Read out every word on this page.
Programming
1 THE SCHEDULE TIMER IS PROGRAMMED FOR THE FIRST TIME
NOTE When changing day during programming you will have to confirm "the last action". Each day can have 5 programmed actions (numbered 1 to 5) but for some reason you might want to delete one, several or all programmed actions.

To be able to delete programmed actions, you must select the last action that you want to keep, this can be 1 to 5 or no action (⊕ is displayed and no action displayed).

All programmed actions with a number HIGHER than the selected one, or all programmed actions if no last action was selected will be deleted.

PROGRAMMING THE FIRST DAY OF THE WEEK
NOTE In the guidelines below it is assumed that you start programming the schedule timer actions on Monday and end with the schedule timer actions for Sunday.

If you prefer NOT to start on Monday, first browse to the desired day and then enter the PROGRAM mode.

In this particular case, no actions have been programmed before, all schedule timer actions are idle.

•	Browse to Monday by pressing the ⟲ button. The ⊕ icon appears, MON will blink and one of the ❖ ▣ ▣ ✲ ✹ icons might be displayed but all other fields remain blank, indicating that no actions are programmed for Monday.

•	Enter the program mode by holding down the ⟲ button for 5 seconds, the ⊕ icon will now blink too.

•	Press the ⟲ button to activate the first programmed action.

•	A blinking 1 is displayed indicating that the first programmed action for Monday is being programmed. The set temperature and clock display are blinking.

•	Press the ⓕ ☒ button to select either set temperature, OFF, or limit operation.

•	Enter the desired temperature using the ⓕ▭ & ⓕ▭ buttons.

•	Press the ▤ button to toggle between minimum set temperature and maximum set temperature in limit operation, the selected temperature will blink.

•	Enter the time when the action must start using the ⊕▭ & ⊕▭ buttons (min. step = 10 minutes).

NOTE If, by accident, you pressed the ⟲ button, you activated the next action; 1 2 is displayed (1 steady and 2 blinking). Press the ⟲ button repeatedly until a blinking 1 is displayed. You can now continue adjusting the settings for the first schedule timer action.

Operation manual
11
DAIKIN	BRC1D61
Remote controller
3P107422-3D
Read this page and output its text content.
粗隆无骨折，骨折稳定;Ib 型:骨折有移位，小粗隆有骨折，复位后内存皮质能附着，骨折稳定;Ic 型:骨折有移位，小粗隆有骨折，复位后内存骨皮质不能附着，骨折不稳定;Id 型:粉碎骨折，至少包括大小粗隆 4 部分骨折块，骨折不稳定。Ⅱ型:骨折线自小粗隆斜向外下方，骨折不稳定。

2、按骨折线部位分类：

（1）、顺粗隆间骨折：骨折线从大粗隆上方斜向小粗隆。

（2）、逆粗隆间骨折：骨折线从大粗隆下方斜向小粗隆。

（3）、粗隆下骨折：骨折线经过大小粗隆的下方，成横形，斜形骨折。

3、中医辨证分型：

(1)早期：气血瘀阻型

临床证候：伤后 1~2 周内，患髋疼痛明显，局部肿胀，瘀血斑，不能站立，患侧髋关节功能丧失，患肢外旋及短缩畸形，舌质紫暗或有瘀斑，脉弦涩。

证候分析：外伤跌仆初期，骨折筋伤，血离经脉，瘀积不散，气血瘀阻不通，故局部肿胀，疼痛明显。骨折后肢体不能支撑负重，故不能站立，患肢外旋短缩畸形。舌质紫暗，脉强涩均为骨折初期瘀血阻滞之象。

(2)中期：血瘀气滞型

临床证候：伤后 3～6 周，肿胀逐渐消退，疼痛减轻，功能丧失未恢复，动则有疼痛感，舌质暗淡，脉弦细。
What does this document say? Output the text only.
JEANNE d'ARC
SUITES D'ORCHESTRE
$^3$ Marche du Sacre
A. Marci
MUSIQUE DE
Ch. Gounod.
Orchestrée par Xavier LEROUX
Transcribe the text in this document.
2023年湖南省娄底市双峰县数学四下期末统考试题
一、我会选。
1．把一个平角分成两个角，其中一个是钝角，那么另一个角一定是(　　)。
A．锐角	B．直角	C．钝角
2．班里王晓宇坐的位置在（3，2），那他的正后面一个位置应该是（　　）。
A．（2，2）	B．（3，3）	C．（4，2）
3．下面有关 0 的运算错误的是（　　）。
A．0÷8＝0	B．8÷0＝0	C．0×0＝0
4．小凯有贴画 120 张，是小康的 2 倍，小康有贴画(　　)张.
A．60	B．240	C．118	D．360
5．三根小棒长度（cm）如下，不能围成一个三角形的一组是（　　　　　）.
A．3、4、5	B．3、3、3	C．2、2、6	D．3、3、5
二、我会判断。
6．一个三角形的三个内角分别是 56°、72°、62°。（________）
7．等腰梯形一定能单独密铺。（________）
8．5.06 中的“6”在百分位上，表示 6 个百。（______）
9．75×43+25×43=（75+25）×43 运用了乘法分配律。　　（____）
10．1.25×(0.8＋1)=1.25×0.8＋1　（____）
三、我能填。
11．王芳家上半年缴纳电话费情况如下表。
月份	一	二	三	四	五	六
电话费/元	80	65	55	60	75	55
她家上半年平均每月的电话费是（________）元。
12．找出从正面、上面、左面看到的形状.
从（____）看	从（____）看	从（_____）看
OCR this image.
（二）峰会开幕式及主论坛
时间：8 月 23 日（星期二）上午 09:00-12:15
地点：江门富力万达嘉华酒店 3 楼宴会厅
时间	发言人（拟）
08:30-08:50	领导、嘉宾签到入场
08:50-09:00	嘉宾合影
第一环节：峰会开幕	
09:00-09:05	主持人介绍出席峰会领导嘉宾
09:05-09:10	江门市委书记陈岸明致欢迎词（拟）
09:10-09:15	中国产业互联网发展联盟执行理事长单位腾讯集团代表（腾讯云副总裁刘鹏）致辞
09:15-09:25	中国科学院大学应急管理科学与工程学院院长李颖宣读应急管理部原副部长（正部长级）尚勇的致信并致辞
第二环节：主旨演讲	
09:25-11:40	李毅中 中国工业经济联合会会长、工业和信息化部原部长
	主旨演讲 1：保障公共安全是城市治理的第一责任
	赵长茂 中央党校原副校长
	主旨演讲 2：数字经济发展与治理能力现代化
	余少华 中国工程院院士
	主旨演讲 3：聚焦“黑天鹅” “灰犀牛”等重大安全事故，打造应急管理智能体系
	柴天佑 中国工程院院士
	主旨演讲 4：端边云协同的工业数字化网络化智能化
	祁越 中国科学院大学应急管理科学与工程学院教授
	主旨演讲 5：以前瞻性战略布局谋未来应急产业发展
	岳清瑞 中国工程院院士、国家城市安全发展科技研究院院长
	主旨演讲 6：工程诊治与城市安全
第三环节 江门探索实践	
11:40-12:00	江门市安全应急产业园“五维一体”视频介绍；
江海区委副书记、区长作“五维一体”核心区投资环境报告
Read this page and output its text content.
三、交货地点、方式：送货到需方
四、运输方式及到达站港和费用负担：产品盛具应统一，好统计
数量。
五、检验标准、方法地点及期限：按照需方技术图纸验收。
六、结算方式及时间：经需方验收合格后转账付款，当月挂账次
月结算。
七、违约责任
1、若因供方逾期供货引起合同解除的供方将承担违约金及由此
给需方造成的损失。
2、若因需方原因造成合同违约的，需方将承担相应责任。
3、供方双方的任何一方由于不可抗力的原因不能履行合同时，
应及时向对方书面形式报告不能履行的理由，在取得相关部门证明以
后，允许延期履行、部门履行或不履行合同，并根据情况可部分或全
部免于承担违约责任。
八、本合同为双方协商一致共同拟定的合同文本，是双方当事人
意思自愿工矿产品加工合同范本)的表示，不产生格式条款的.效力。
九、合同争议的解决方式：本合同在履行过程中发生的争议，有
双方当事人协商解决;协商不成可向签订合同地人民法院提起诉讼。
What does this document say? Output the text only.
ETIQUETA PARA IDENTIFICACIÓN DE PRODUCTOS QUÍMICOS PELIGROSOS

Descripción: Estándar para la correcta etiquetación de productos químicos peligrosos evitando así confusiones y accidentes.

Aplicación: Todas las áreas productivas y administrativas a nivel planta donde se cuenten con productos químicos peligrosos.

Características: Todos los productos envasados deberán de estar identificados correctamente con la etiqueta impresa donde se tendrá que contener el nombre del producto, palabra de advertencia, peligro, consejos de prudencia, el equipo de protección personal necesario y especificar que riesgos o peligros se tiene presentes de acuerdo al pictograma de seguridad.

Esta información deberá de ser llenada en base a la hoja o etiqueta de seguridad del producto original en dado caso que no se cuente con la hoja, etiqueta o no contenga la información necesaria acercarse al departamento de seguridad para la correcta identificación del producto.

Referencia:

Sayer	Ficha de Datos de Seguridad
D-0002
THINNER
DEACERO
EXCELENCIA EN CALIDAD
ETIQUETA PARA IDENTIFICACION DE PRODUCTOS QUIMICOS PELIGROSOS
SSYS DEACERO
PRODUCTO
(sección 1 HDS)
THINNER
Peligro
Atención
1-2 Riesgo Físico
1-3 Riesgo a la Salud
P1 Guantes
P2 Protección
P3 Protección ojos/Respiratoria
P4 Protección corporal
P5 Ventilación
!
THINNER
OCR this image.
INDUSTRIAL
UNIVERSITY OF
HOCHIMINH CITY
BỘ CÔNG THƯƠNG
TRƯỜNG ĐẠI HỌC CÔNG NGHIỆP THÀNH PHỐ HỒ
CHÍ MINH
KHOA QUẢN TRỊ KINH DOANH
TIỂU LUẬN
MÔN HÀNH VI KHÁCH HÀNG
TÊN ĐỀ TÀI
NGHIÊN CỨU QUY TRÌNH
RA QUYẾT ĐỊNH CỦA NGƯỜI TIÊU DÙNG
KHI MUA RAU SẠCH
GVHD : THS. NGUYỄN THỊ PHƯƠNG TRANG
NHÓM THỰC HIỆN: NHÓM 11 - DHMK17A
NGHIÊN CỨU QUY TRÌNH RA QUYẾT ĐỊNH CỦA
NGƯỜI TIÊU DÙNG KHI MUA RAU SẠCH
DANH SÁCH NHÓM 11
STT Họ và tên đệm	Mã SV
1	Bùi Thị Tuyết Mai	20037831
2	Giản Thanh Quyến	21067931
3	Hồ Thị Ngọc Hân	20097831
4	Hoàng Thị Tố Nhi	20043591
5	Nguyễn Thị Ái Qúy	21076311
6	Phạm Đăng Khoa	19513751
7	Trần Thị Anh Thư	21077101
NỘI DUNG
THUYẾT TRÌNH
- - - - - - -
Show each line holding the word "Monday".

NOTE In the guidelines below it is assumed that you start programming the schedule timer actions on Monday and end with the schedule timer actions for Sunday.
If you prefer NOT to start on Monday, first browse to the desired day and then enter the PROGRAM mode.
•	Browse to Monday by pressing the ⟲ button. The ⊕ icon appears, MON will blink and one of the ❖ ▣ ▣ ✲ ✹ icons might be displayed but all other fields remain blank, indicating that no actions are programmed for Monday.
•	A blinking 1 is displayed indicating that the first programmed action for Monday is being programmed. The set temperature and clock display are blinking.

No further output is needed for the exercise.